■ **Task goal**
Transcribe each record exactly. Include every one.

begin Material for this exercise

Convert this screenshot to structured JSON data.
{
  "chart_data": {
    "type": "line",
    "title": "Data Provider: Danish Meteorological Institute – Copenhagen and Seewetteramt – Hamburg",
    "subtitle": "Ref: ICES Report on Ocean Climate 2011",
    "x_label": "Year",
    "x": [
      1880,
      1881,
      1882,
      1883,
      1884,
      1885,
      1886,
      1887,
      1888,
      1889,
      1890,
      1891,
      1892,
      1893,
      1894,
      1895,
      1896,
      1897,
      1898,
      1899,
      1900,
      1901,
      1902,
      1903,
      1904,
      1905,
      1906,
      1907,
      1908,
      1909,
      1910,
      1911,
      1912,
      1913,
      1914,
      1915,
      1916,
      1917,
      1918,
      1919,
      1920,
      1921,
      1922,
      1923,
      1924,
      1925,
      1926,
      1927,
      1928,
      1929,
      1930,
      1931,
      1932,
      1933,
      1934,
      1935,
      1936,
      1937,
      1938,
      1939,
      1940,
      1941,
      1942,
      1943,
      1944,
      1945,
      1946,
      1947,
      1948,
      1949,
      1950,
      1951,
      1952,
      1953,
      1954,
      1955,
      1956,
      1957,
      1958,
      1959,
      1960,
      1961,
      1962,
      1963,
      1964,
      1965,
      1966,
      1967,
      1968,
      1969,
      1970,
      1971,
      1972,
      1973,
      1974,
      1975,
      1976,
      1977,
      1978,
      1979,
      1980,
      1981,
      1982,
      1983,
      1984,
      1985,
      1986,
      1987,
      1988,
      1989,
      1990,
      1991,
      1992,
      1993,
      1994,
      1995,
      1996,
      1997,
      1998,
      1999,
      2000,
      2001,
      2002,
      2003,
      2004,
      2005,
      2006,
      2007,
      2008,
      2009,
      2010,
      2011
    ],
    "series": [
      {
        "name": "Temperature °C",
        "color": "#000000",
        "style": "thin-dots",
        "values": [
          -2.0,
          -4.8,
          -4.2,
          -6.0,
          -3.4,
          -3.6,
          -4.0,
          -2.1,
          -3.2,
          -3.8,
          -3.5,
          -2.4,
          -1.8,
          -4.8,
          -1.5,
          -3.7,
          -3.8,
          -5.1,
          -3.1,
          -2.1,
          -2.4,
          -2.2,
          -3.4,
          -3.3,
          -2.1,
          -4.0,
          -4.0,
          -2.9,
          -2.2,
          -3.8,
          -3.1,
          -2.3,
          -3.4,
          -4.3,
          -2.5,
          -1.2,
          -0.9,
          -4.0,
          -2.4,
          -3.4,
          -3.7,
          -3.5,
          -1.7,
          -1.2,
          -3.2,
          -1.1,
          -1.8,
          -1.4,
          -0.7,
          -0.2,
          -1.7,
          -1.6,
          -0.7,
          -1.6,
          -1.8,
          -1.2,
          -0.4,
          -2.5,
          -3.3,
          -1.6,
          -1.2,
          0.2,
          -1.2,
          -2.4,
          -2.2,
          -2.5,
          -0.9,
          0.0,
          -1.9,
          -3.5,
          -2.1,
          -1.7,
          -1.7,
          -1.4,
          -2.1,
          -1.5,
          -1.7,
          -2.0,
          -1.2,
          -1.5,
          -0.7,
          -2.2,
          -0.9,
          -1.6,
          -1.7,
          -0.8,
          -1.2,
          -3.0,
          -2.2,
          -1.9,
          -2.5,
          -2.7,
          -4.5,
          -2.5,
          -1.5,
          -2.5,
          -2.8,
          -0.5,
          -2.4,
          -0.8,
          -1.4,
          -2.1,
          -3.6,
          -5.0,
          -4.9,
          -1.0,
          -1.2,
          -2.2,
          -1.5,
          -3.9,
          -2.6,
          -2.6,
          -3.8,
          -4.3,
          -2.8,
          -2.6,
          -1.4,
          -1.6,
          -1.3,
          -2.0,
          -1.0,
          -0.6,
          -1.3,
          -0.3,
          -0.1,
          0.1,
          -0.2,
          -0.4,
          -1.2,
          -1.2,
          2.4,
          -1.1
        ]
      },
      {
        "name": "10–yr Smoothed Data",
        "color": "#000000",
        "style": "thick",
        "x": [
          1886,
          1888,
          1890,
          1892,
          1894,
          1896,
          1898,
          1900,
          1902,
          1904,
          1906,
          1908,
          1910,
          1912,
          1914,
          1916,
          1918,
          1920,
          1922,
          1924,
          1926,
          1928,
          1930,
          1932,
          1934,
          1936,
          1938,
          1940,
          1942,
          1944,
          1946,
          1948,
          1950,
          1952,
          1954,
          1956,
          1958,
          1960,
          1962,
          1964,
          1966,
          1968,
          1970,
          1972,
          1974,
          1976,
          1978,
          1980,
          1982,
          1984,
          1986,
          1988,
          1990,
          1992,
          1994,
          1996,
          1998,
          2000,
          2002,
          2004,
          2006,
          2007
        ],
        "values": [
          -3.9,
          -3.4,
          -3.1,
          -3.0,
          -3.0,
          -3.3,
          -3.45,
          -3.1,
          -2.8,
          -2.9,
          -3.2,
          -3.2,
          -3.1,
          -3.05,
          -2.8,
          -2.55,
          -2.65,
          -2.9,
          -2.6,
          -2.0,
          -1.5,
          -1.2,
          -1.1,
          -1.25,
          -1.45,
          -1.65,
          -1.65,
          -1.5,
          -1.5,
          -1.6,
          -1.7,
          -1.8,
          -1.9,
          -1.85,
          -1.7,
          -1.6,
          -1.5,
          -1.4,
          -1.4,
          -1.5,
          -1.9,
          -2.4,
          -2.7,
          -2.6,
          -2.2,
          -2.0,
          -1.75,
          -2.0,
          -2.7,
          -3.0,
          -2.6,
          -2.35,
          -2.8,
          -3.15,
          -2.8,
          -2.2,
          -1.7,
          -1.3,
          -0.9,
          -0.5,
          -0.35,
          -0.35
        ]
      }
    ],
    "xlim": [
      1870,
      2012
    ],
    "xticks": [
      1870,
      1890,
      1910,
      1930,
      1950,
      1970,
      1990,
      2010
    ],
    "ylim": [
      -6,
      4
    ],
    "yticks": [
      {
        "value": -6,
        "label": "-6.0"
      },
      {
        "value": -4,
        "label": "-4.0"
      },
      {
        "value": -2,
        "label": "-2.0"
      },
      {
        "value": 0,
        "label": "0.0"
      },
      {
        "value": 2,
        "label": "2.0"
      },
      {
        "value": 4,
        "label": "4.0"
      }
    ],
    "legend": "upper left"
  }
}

end Material for this exercise

■ **Worked solution**
Convert this screenshot to structured JSON data.
{
  "chart_data": {
    "type": "line",
    "title": "Data Provider: Danish Meteorological Institute – Copenhagen and Seewetteramt – Hamburg",
    "subtitle": "Ref: ICES Report on Ocean Climate 2011",
    "x_label": "Year",
    "x": [
      1880,
      1881,
      1882,
      1883,
      1884,
      1885,
      1886,
      1887,
      1888,
      1889,
      1890,
      1891,
      1892,
      1893,
      1894,
      1895,
      1896,
      1897,
      1898,
      1899,
      1900,
      1901,
      1902,
      1903,
      1904,
      1905,
      1906,
      1907,
      1908,
      1909,
      1910,
      1911,
      1912,
      1913,
      1914,
      1915,
      1916,
      1917,
      1918,
      1919,
      1920,
      1921,
      1922,
      1923,
      1924,
      1925,
      1926,
      1927,
      1928,
      1929,
      1930,
      1931,
      1932,
      1933,
      1934,
      1935,
      1936,
      1937,
      1938,
      1939,
      1940,
      1941,
      1942,
      1943,
      1944,
      1945,
      1946,
      1947,
      1948,
      1949,
      1950,
      1951,
      1952,
      1953,
      1954,
      1955,
      1956,
      1957,
      1958,
      1959,
      1960,
      1961,
      1962,
      1963,
      1964,
      1965,
      1966,
      1967,
      1968,
      1969,
      1970,
      1971,
      1972,
      1973,
      1974,
      1975,
      1976,
      1977,
      1978,
      1979,
      1980,
      1981,
      1982,
      1983,
      1984,
      1985,
      1986,
      1987,
      1988,
      1989,
      1990,
      1991,
      1992,
      1993,
      1994,
      1995,
      1996,
      1997,
      1998,
      1999,
      2000,
      2001,
      2002,
      2003,
      2004,
      2005,
      2006,
      2007,
      2008,
      2009,
      2010,
      2011
    ],
    "series": [
      {
        "name": "Temperature °C",
        "color": "#000000",
        "style": "thin-dots",
        "values": [
          -2.0,
          -4.8,
          -4.2,
          -6.0,
          -3.4,
          -3.6,
          -4.0,
          -2.1,
          -3.2,
          -3.8,
          -3.5,
          -2.4,
          -1.8,
          -4.8,
          -1.5,
          -3.7,
          -3.8,
          -5.1,
          -3.1,
          -2.1,
          -2.4,
          -2.2,
          -3.4,
          -3.3,
          -2.1,
          -4.0,
          -4.0,
          -2.9,
          -2.2,
          -3.8,
          -3.1,
          -2.3,
          -3.4,
          -4.3,
          -2.5,
          -1.2,
          -0.9,
          -4.0,
          -2.4,
          -3.4,
          -3.7,
          -3.5,
          -1.7,
          -1.2,
          -3.2,
          -1.1,
          -1.8,
          -1.4,
          -0.7,
          -0.2,
          -1.7,
          -1.6,
          -0.7,
          -1.6,
          -1.8,
          -1.2,
          -0.4,
          -2.5,
          -3.3,
          -1.6,
          -1.2,
          0.2,
          -1.2,
          -2.4,
          -2.2,
          -2.5,
          -0.9,
          0.0,
          -1.9,
          -3.5,
          -2.1,
          -1.7,
          -1.7,
          -1.4,
          -2.1,
          -1.5,
          -1.7,
          -2.0,
          -1.2,
          -1.5,
          -0.7,
          -2.2,
          -0.9,
          -1.6,
          -1.7,
          -0.8,
          -1.2,
          -3.0,
          -2.2,
          -1.9,
          -2.5,
          -2.7,
          -4.5,
          -2.5,
          -1.5,
          -2.5,
          -2.8,
          -0.5,
          -2.4,
          -0.8,
          -1.4,
          -2.1,
          -3.6,
          -5.0,
          -4.9,
          -1.0,
          -1.2,
          -2.2,
          -1.5,
          -3.9,
          -2.6,
          -2.6,
          -3.8,
          -4.3,
          -2.8,
          -2.6,
          -1.4,
          -1.6,
          -1.3,
          -2.0,
          -1.0,
          -0.6,
          -1.3,
          -0.3,
          -0.1,
          0.1,
          -0.2,
          -0.4,
          -1.2,
          -1.2,
          2.4,
          -1.1
        ]
      },
      {
        "name": "10–yr Smoothed Data",
        "color": "#000000",
        "style": "thick",
        "x": [
          1886,
          1888,
          1890,
          1892,
          1894,
          1896,
          1898,
          1900,
          1902,
          1904,
          1906,
          1908,
          1910,
          1912,
          1914,
          1916,
          1918,
          1920,
          1922,
          1924,
          1926,
          1928,
          1930,
          1932,
          1934,
          1936,
          1938,
          1940,
          1942,
          1944,
          1946,
          1948,
          1950,
          1952,
          1954,
          1956,
          1958,
          1960,
          1962,
          1964,
          1966,
          1968,
          1970,
          1972,
          1974,
          1976,
          1978,
          1980,
          1982,
          1984,
          1986,
          1988,
          1990,
          1992,
          1994,
          1996,
          1998,
          2000,
          2002,
          2004,
          2006,
          2007
        ],
        "values": [
          -3.9,
          -3.4,
          -3.1,
          -3.0,
          -3.0,
          -3.3,
          -3.45,
          -3.1,
          -2.8,
          -2.9,
          -3.2,
          -3.2,
          -3.1,
          -3.05,
          -2.8,
          -2.55,
          -2.65,
          -2.9,
          -2.6,
          -2.0,
          -1.5,
          -1.2,
          -1.1,
          -1.25,
          -1.45,
          -1.65,
          -1.65,
          -1.5,
          -1.5,
          -1.6,
          -1.7,
          -1.8,
          -1.9,
          -1.85,
          -1.7,
          -1.6,
          -1.5,
          -1.4,
          -1.4,
          -1.5,
          -1.9,
          -2.4,
          -2.7,
          -2.6,
          -2.2,
          -2.0,
          -1.75,
          -2.0,
          -2.7,
          -3.0,
          -2.6,
          -2.35,
          -2.8,
          -3.15,
          -2.8,
          -2.2,
          -1.7,
          -1.3,
          -0.9,
          -0.5,
          -0.35,
          -0.35
        ]
      }
    ],
    "xlim": [
      1870,
      2012
    ],
    "xticks": [
      1870,
      1890,
      1910,
      1930,
      1950,
      1970,
      1990,
      2010
    ],
    "ylim": [
      -6,
      4
    ],
    "yticks": [
      {
        "value": -6,
        "label": "-6.0"
      },
      {
        "value": -4,
        "label": "-4.0"
      },
      {
        "value": -2,
        "label": "-2.0"
      },
      {
        "value": 0,
        "label": "0.0"
      },
      {
        "value": 2,
        "label": "2.0"
      },
      {
        "value": 4,
        "label": "4.0"
      }
    ],
    "legend": "upper left"
  }
}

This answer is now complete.